··· DOCUMENT SECTION
Update supervised.py

2024-06-07 03:38:04 +08:00 · 2024-06-07 03:38:04 +08:00 · 8cecade708
parent b47e317447
commit 8cecade708
1 changed files with 107 additions and 126 deletions
--- a/src/llamafactory/data/processors/supervised.py
+++ b/src/llamafactory/data/processors/supervised.py
@ -1,10 +1,10 @@
-import itertools
+import bisect
 from collections import defaultdict
-from typing import TYPE_CHECKING, Any, Dict, List, Optional
+from typing import TYPE_CHECKING, Any, Dict, List, Optional, Sequence, Tuple

 from ...extras.constants import IGNORE_INDEX
 from ...extras.logging import get_logger
-from .mm_utils import get_paligemma_token_type_ids, get_pixel_values
+from .mm_utils import get_paligemma_token_type_ids, get_pixel_values, greedy_knapsack


 if TYPE_CHECKING:
@ -18,29 +18,19 @@ if TYPE_CHECKING:
 logger = get_logger(__name__)


-def binary_search_for_fit(numbers, capacity):
+def search_for_fit(numbers: Sequence[int], capacity: int) -> int:
+    r"""
+    Finds the index of largest number that fits into the knapsack with the given capacity.
    """
-    Perform binary search to find the largest number that fits into the knapsack with the given capacity.
-    """
-    left, right = 0, len(numbers) - 1
-    result = -1  # If no number fits, return -1
-
-    while left <= right:
-        mid = (left + right) // 2
-        if numbers[mid] <= capacity:
-            result = mid
-            left = mid + 1
-        else:
-            right = mid - 1
-
-    return result
+    index = bisect.bisect(numbers, capacity)
+    return -1 if index == 0 else (index - 1)


-def efficient_greedy_knapsack(numbers, capacity):
-    """
+def greedy_knapsack(numbers: List[int], capacity: int) -> List[List[int]]:
+    r"""
    An efficient greedy algorithm with binary search for the knapsack problem.
    """
······
··· SUPPLIED DATA
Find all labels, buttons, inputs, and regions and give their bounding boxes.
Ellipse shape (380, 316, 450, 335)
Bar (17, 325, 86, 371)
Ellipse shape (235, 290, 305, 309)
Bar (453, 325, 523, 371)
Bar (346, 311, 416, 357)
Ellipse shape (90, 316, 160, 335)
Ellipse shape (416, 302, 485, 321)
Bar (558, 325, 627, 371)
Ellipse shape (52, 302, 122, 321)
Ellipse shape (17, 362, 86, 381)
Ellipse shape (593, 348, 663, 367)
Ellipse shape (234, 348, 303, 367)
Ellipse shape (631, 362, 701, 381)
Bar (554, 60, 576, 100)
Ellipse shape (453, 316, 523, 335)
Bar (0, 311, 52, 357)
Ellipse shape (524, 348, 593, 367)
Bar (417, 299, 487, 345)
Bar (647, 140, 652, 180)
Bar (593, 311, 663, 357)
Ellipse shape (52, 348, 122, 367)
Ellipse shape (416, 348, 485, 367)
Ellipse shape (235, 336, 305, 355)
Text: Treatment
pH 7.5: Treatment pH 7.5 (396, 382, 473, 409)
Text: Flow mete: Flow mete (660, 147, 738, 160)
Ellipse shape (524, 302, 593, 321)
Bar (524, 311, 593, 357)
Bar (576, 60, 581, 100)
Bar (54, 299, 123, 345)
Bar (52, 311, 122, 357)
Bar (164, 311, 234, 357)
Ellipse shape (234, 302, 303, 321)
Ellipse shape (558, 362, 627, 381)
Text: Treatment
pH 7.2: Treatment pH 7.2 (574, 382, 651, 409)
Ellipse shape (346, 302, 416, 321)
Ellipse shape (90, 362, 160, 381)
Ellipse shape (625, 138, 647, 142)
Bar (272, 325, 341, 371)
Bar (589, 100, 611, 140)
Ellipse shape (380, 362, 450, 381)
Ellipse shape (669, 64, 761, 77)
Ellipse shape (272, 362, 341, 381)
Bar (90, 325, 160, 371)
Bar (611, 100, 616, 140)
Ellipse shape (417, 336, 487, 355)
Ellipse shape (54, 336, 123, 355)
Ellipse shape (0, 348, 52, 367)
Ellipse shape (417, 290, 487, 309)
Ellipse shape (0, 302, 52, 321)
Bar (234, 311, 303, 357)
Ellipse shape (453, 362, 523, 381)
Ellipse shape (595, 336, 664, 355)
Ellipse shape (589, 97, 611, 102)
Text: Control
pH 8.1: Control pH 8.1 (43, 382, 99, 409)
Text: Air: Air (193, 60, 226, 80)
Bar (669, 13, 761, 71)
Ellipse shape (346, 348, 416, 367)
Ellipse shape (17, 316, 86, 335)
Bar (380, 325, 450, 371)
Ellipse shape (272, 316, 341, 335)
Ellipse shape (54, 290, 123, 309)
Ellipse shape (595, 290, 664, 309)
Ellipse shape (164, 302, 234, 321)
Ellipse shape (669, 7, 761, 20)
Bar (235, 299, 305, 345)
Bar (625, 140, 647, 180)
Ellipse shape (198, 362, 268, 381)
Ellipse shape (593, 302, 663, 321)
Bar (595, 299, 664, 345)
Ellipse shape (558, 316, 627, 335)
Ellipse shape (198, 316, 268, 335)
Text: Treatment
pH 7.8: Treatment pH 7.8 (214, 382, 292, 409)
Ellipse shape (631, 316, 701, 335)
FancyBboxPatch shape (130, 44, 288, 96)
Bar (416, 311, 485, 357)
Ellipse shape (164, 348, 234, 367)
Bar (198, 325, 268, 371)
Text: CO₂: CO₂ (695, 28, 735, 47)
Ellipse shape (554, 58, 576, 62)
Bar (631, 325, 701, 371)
······
WORK ORDER A -
Answer these questions about the supervised.py commit:
(i) Which module does the commit stop importing, and which module does it import in its place?
(ii) What value does search_for_fit return when the bisect index is 0?
(iii) How many additions and how many deletions does the commit report?
WORK ORDER B - Continue the supervised.py commit from the point where it stops, keeping the same diff format.
The stored items are material separate from the supervised.py commit.

RESPONSE BOX A -
(i) It stops importing itertools and imports bisect instead.
(ii) It returns -1.
(iii) It reports 107 additions and 126 deletions.

RESPONSE BOX B -
-    numbers.sort()  # Sort numbers in ascending order for binary search
+    numbers.sort()  # sort numbers in ascending order for binary search
    knapsacks = []

    while numbers:
@ -48,22 +38,60 @@ def efficient_greedy_knapsack(numbers, capacity):
        remaining_capacity = capacity

        while True:
-            index = binary_search_for_fit(numbers, remaining_capacity)
+            index = search_for_fit(numbers, remaining_capacity)
            if index == -1:
-                break  # No more numbers fit in this knapsack
+                break  # no more numbers fit in this knapsack

-            # Add the found number to the knapsack and update the remaining capacity
-            current_knapsack.append(numbers[index])
-            remaining_capacity -= numbers[index]
-
-            # Remove the number from the list
-            numbers.pop(index)
+            remaining_capacity -= numbers[index]  # update the remaining capacity
+            current_knapsack.append(numbers.pop(index))  # add the number to knapsack

        knapsacks.append(current_knapsack)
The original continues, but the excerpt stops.